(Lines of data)
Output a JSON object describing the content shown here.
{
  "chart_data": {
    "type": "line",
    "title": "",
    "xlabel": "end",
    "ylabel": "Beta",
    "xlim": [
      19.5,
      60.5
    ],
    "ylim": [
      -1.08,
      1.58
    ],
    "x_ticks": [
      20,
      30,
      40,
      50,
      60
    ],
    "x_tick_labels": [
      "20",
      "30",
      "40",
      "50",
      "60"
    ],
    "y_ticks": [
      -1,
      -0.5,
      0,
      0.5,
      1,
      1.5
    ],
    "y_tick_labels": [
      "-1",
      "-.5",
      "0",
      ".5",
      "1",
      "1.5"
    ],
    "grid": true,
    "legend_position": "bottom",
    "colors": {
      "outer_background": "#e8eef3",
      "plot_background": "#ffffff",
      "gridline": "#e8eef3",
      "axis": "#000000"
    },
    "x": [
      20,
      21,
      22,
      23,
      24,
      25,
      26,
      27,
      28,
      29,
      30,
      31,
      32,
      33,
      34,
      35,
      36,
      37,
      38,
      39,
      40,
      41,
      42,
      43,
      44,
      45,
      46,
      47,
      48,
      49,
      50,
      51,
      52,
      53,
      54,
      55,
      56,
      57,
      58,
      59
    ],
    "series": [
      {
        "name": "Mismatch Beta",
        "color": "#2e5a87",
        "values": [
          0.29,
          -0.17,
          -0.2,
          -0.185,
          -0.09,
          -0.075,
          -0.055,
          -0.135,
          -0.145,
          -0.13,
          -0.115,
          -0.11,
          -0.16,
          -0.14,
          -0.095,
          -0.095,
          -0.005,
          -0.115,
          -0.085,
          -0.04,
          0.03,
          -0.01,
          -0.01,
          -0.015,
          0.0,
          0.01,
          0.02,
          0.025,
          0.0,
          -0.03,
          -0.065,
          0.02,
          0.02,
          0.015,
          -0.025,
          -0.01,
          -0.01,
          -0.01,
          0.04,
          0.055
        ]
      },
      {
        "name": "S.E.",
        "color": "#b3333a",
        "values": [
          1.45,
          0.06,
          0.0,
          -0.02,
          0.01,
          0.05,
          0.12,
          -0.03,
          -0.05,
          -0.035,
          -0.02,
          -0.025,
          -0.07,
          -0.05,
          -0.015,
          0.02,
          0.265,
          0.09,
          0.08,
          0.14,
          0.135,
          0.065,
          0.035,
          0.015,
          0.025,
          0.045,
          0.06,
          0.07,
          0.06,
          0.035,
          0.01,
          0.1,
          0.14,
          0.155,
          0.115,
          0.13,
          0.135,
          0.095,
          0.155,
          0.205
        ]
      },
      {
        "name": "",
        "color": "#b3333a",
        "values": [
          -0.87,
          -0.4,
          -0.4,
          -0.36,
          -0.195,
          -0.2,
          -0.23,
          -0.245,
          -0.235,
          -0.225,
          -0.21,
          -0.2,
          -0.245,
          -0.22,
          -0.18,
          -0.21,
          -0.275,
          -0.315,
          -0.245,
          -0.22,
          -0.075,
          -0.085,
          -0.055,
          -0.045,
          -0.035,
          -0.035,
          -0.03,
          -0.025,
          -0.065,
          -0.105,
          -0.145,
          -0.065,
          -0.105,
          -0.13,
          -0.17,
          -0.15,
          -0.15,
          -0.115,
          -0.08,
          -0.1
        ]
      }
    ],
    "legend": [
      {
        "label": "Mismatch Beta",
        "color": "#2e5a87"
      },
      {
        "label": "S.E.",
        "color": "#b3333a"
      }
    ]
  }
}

> [What you will do]
Make an exact copy of every entry.

> [Task result]
Output a JSON object describing the content shown here.
{
  "chart_data": {
    "type": "line",
    "title": "",
    "xlabel": "end",
    "ylabel": "Beta",
    "xlim": [
      19.5,
      60.5
    ],
    "ylim": [
      -1.08,
      1.58
    ],
    "x_ticks": [
      20,
      30,
      40,
      50,
      60
    ],
    "x_tick_labels": [
      "20",
      "30",
      "40",
      "50",
      "60"
    ],
    "y_ticks": [
      -1,
      -0.5,
      0,
      0.5,
      1,
      1.5
    ],
    "y_tick_labels": [
      "-1",
      "-.5",
      "0",
      ".5",
      "1",
      "1.5"
    ],
    "grid": true,
    "legend_position": "bottom",
    "colors": {
      "outer_background": "#e8eef3",
      "plot_background": "#ffffff",
      "gridline": "#e8eef3",
      "axis": "#000000"
    },
    "x": [
      20,
      21,
      22,
      23,
      24,
      25,
      26,
      27,
      28,
      29,
      30,
      31,
      32,
      33,
      34,
      35,
      36,
      37,
      38,
      39,
      40,
      41,
      42,
      43,
      44,
      45,
      46,
      47,
      48,
      49,
      50,
      51,
      52,
      53,
      54,
      55,
      56,
      57,
      58,
      59
    ],
    "series": [
      {
        "name": "Mismatch Beta",
        "color": "#2e5a87",
        "values": [
          0.29,
          -0.17,
          -0.2,
          -0.185,
          -0.09,
          -0.075,
          -0.055,
          -0.135,
          -0.145,
          -0.13,
          -0.115,
          -0.11,
          -0.16,
          -0.14,
          -0.095,
          -0.095,
          -0.005,
          -0.115,
          -0.085,
          -0.04,
          0.03,
          -0.01,
          -0.01,
          -0.015,
          0.0,
          0.01,
          0.02,
          0.025,
          0.0,
          -0.03,
          -0.065,
          0.02,
          0.02,
          0.015,
          -0.025,
          -0.01,
          -0.01,
          -0.01,
          0.04,
          0.055
        ]
      },
      {
        "name": "S.E.",
        "color": "#b3333a",
        "values": [
          1.45,
          0.06,
          0.0,
          -0.02,
          0.01,
          0.05,
          0.12,
          -0.03,
          -0.05,
          -0.035,
          -0.02,
          -0.025,
          -0.07,
          -0.05,
          -0.015,
          0.02,
          0.265,
          0.09,
          0.08,
          0.14,
          0.135,
          0.065,
          0.035,
          0.015,
          0.025,
          0.045,
          0.06,
          0.07,
          0.06,
          0.035,
          0.01,
          0.1,
          0.14,
          0.155,
          0.115,
          0.13,
          0.135,
          0.095,
          0.155,
          0.205
        ]
      },
      {
        "name": "",
        "color": "#b3333a",
        "values": [
          -0.87,
          -0.4,
          -0.4,
          -0.36,
          -0.195,
          -0.2,
          -0.23,
          -0.245,
          -0.235,
          -0.225,
          -0.21,
          -0.2,
          -0.245,
          -0.22,
          -0.18,
          -0.21,
          -0.275,
          -0.315,
          -0.245,
          -0.22,
          -0.075,
          -0.085,
          -0.055,
          -0.045,
          -0.035,
          -0.035,
          -0.03,
          -0.025,
          -0.065,
          -0.105,
          -0.145,
          -0.065,
          -0.105,
          -0.13,
          -0.17,
          -0.15,
          -0.15,
          -0.115,
          -0.08,
          -0.1
        ]
      }
    ],
    "legend": [
      {
        "label": "Mismatch Beta",
        "color": "#2e5a87"
      },
      {
        "label": "S.E.",
        "color": "#b3333a"
      }
    ]
  }
}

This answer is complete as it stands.